## Exercise objective
Copy each line containing the word "hours" from the records that follow, please.

### Given data

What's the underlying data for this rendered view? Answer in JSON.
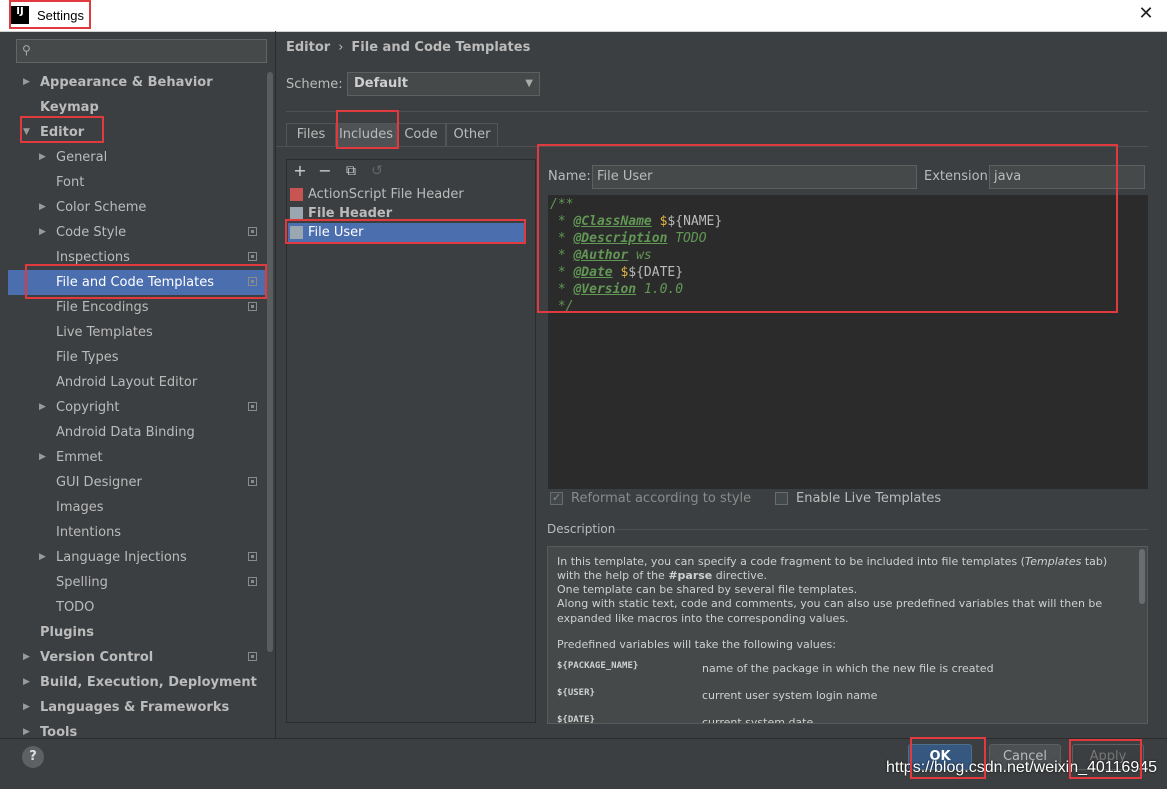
{
  "window": {
    "title": "Settings"
  },
  "search": {
    "placeholder": ""
  },
  "sidebar": {
    "items": [
      {
        "label": "Appearance & Behavior"
      },
      {
        "label": "Keymap"
      },
      {
        "label": "Editor"
      },
      {
        "label": "General"
      },
      {
        "label": "Font"
      },
      {
        "label": "Color Scheme"
      },
      {
        "label": "Code Style"
      },
      {
        "label": "Inspections"
      },
      {
        "label": "File and Code Templates"
      },
      {
        "label": "File Encodings"
      },
      {
        "label": "Live Templates"
      },
      {
        "label": "File Types"
      },
      {
        "label": "Android Layout Editor"
      },
      {
        "label": "Copyright"
      },
      {
        "label": "Android Data Binding"
      },
      {
        "label": "Emmet"
      },
      {
        "label": "GUI Designer"
      },
      {
        "label": "Images"
      },
      {
        "label": "Intentions"
      },
      {
        "label": "Language Injections"
      },
      {
        "label": "Spelling"
      },
      {
        "label": "TODO"
      },
      {
        "label": "Plugins"
      },
      {
        "label": "Version Control"
      },
      {
        "label": "Build, Execution, Deployment"
      },
      {
        "label": "Languages & Frameworks"
      },
      {
        "label": "Tools"
      }
    ]
  },
  "breadcrumb": {
    "parent": "Editor",
    "separator": "›",
    "current": "File and Code Templates"
  },
  "scheme": {
    "label": "Scheme:",
    "value": "Default"
  },
  "tabs": [
    {
      "label": "Files"
    },
    {
      "label": "Includes"
    },
    {
      "label": "Code"
    },
    {
      "label": "Other"
    }
  ],
  "toolbar": {
    "add": "+",
    "remove": "−",
    "copy": "⧉",
    "reset": "↺"
  },
  "templates": [
    {
      "name": "ActionScript File Header"
    },
    {
      "name": "File Header"
    },
    {
      "name": "File User"
    }
  ],
  "form": {
    "name_label": "Name:",
    "name_value": "File User",
    "ext_label": "Extension:",
    "ext_value": "java"
  },
  "code": {
    "l1": "/**",
    "classname_tag": "@ClassName",
    "classname_var": "${NAME}",
    "description_tag": "@Description",
    "description_val": "TODO",
    "author_tag": "@Author",
    "author_val": "ws",
    "date_tag": "@Date",
    "date_var": "${DATE}",
    "version_tag": "@Version",
    "version_val": "1.0.0",
    "close": "*/"
  },
  "options": {
    "reformat": "Reformat according to style",
    "live": "Enable Live Templates"
  },
  "description": {
    "title": "Description",
    "p1a": "In this template, you can specify a code fragment to be included into file templates (",
    "p1b": "Templates",
    "p1c": " tab)",
    "p2a": "with the help of the ",
    "p2b": "#parse",
    "p2c": " directive.",
    "p3": "One template can be shared by several file templates.",
    "p4": "Along with static text, code and comments, you can also use predefined variables that will then be",
    "p5": "expanded like macros into the corresponding values.",
    "p6": "Predefined variables will take the following values:",
    "vars": [
      {
        "name": "${PACKAGE_NAME}",
        "desc": "name of the package in which the new file is created"
      },
      {
        "name": "${USER}",
        "desc": "current user system login name"
      },
      {
        "name": "${DATE}",
        "desc": "current system date"
      }
    ]
  },
  "buttons": {
    "ok": "OK",
    "cancel": "Cancel",
    "apply": "Apply",
    "help": "?"
  },
  "watermark": "https://blog.csdn.net/weixin_40116945"
}
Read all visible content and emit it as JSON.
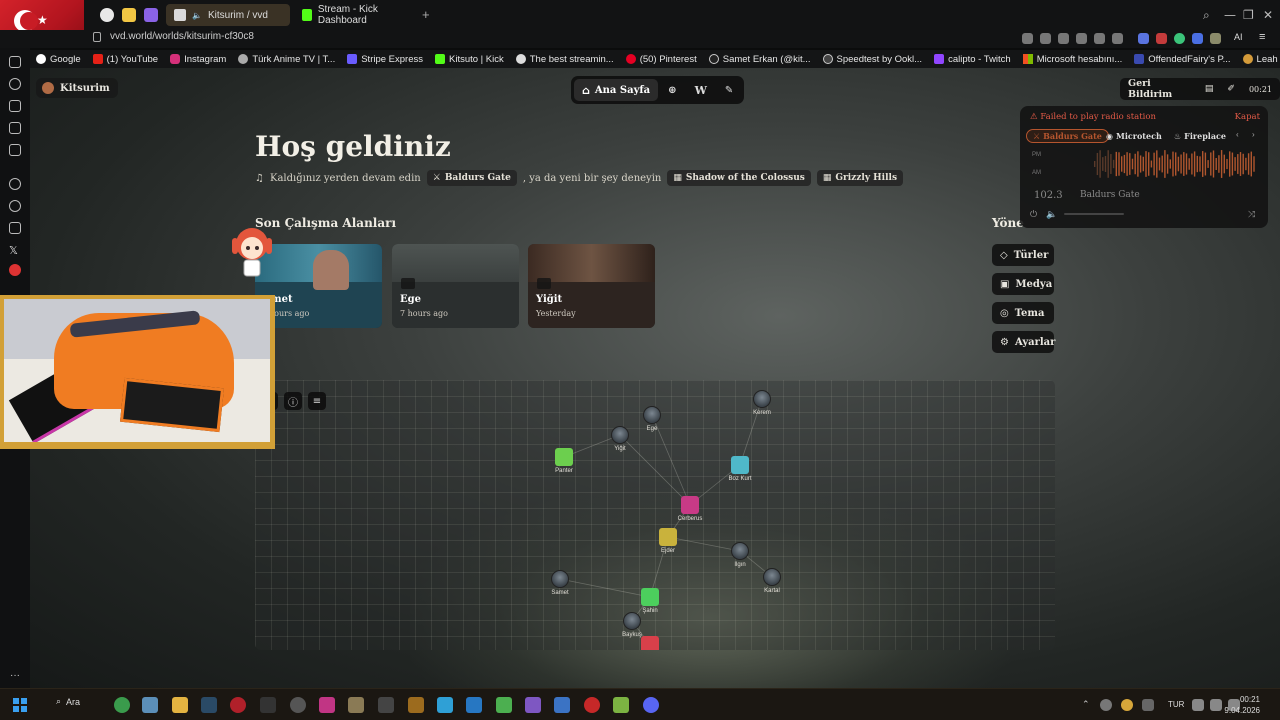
{
  "browser": {
    "tabs": [
      {
        "label": "Kitsurim / vvd",
        "active": true
      },
      {
        "label": "Stream - Kick Dashboard",
        "active": false
      }
    ],
    "new_tab": "+",
    "url": "vvd.world/worlds/kitsurim-cf30c8",
    "ai_label": "AI",
    "bookmarks": [
      "Google",
      "(1) YouTube",
      "Instagram",
      "Türk Anime TV | T...",
      "Stripe Express",
      "Kitsuto | Kick",
      "The best streamin...",
      "(50) Pinterest",
      "Samet Erkan (@kit...",
      "Speedtest by Ookl...",
      "calipto - Twitch",
      "Microsoft hesabını...",
      "OffendedFairy's P...",
      "Leah - Stardew Va..."
    ],
    "sidebar_label": "GX"
  },
  "app": {
    "workspace": "Kitsurim",
    "nav": {
      "home": "Ana Sayfa"
    },
    "feedback": "Geri Bildirim",
    "time_badge": "00:21"
  },
  "welcome": {
    "title": "Hoş geldiniz",
    "continue_text": "Kaldığınız yerden devam edin",
    "continue_chip": "Baldurs Gate",
    "or_text": ", ya da yeni bir şey deneyin",
    "suggestions": [
      "Shadow of the Colossus",
      "Grizzly Hills"
    ]
  },
  "recent": {
    "title": "Son Çalışma Alanları",
    "cards": [
      {
        "name": "Samet",
        "time": "2 hours ago",
        "visible_name": "met",
        "visible_time": "hours ago"
      },
      {
        "name": "Ege",
        "time": "7 hours ago"
      },
      {
        "name": "Yiğit",
        "time": "Yesterday"
      }
    ]
  },
  "quick": {
    "title": "Yöne",
    "items": [
      {
        "label": "Türler",
        "icon": "tag-icon"
      },
      {
        "label": "Medya",
        "icon": "image-icon"
      },
      {
        "label": "Tema",
        "icon": "palette-icon"
      },
      {
        "label": "Ayarlar",
        "icon": "gear-icon"
      }
    ]
  },
  "radio": {
    "error": "Failed to play radio station",
    "close": "Kapat",
    "stations": [
      "Baldurs Gate",
      "Microtech",
      "Fireplace"
    ],
    "frequency": "102.3",
    "station_name": "Baldurs Gate",
    "pm": "PM",
    "am": "AM"
  },
  "graph": {
    "nodes": [
      {
        "label": "Kerem",
        "kind": "avatar"
      },
      {
        "label": "Ege",
        "kind": "avatar"
      },
      {
        "label": "Yiğit",
        "kind": "avatar"
      },
      {
        "label": "Panter",
        "kind": "square",
        "color": "#6ccf4e"
      },
      {
        "label": "Boz Kurt",
        "kind": "square",
        "color": "#4fb8c9"
      },
      {
        "label": "Cerberus",
        "kind": "square",
        "color": "#c83a86"
      },
      {
        "label": "Ejder",
        "kind": "square",
        "color": "#c9b23c"
      },
      {
        "label": "Ilgın",
        "kind": "avatar"
      },
      {
        "label": "Kartal",
        "kind": "avatar"
      },
      {
        "label": "Samet",
        "kind": "avatar"
      },
      {
        "label": "Şahin",
        "kind": "square",
        "color": "#4ccf5d"
      },
      {
        "label": "Baykuş",
        "kind": "avatar"
      },
      {
        "label": "",
        "kind": "square",
        "color": "#d8404a"
      }
    ]
  },
  "taskbar": {
    "search": "Ara",
    "lang": "TUR",
    "time": "00:21",
    "date": "9.04.2026"
  },
  "help": "?"
}
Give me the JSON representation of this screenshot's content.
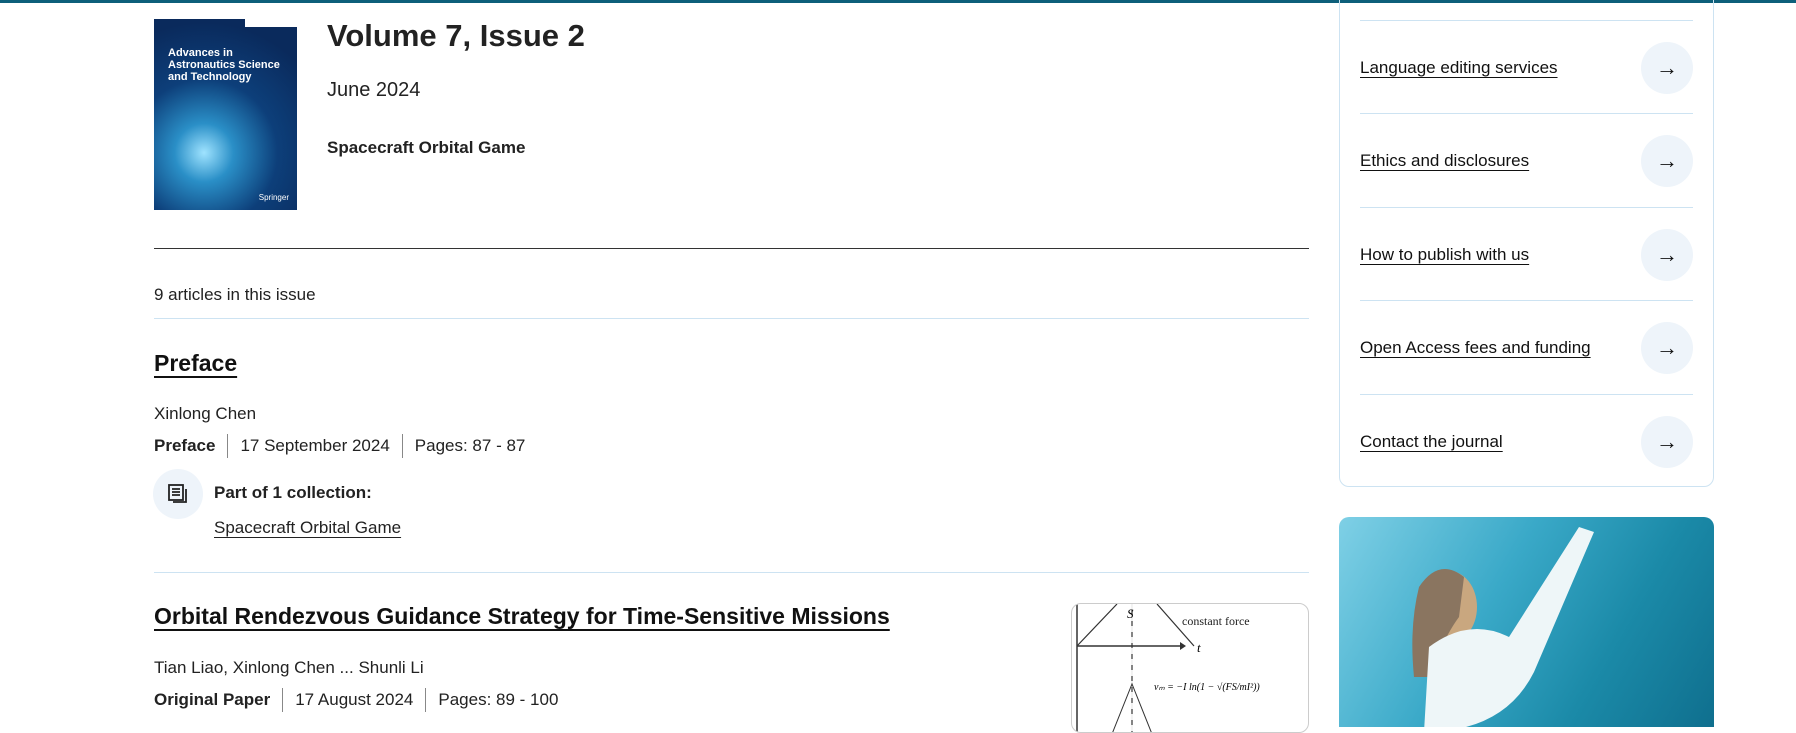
{
  "issue": {
    "title": "Volume 7, Issue 2",
    "date": "June 2024",
    "collection": "Spacecraft Orbital Game",
    "cover_title": "Advances in Astronautics Science and Technology",
    "cover_publisher": "Springer"
  },
  "article_count": "9 articles in this issue",
  "articles": [
    {
      "title": "Preface",
      "authors": "Xinlong Chen",
      "type": "Preface",
      "date": "17 September 2024",
      "pages": "Pages: 87 - 87",
      "collection_label": "Part of 1 collection:",
      "collection_link": "Spacecraft Orbital Game"
    },
    {
      "title": "Orbital Rendezvous Guidance Strategy for Time-Sensitive Missions",
      "authors": "Tian Liao, Xinlong Chen ... Shunli Li",
      "type": "Original Paper",
      "date": "17 August 2024",
      "pages": "Pages: 89 - 100",
      "thumb_text": "constant force"
    }
  ],
  "sidebar": {
    "items": [
      {
        "label": "Language editing services"
      },
      {
        "label": "Ethics and disclosures"
      },
      {
        "label": "How to publish with us"
      },
      {
        "label": "Open Access fees and funding"
      },
      {
        "label": "Contact the journal"
      }
    ]
  },
  "colors": {
    "topbar": "#0d5f7a",
    "divider": "#cde3f2"
  }
}
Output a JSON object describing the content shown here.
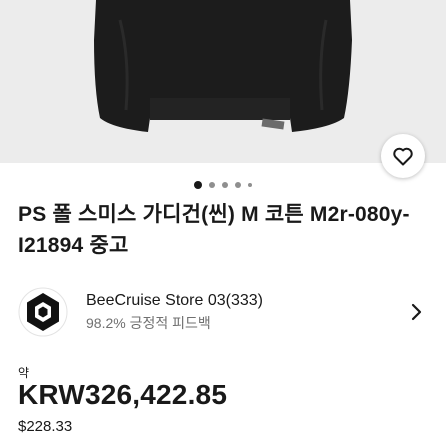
{
  "listing": {
    "image_alt": "Black cardigan",
    "favorite_icon": "heart-outline-icon",
    "carousel": {
      "total_dots": 5,
      "active_index": 0
    },
    "title": "PS 폴 스미스 가디건(씬) M 코튼 M2r-080y-I21894 중고"
  },
  "seller": {
    "logo_icon": "hexagon-logo-icon",
    "name": "BeeCruise Store 03(333)",
    "feedback": "98.2% 긍정적 피드백",
    "chevron_icon": "chevron-right-icon"
  },
  "price": {
    "approx_label": "약",
    "amount": "KRW326,422.85",
    "original": "$228.33"
  },
  "colors": {
    "background": "#ffffff",
    "text": "#191919",
    "secondary": "#707070",
    "hero_bg": "#ececec"
  }
}
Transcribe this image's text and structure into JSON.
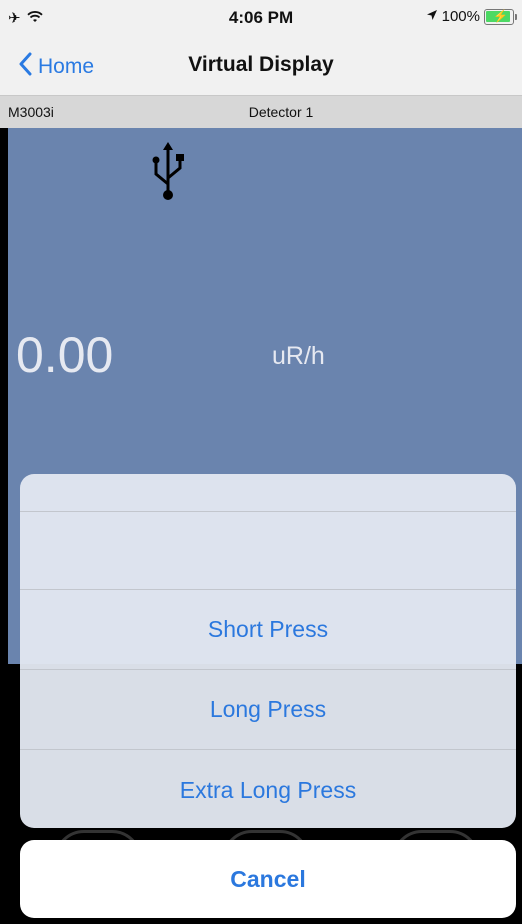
{
  "status_bar": {
    "time": "4:06 PM",
    "battery_percent": "100%",
    "left_icons": [
      "airplane-icon",
      "wifi-icon"
    ],
    "right_icons": [
      "location-icon",
      "battery-charging-icon"
    ]
  },
  "nav": {
    "back_label": "Home",
    "title": "Virtual Display"
  },
  "device": {
    "model": "M3003i",
    "detector": "Detector 1",
    "connection_icon": "usb-icon"
  },
  "reading": {
    "value": "0.00",
    "unit": "uR/h"
  },
  "action_sheet": {
    "options": [
      "Short Press",
      "Long Press",
      "Extra Long Press"
    ],
    "cancel_label": "Cancel"
  },
  "colors": {
    "accent": "#2b78de",
    "display_background": "#6a84ae",
    "battery_fill": "#4cd964"
  }
}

######

## Result of this exercise
        "time": "2 hours ago",
        "visible_time": "hours ago"
        "time": "7 hours ago"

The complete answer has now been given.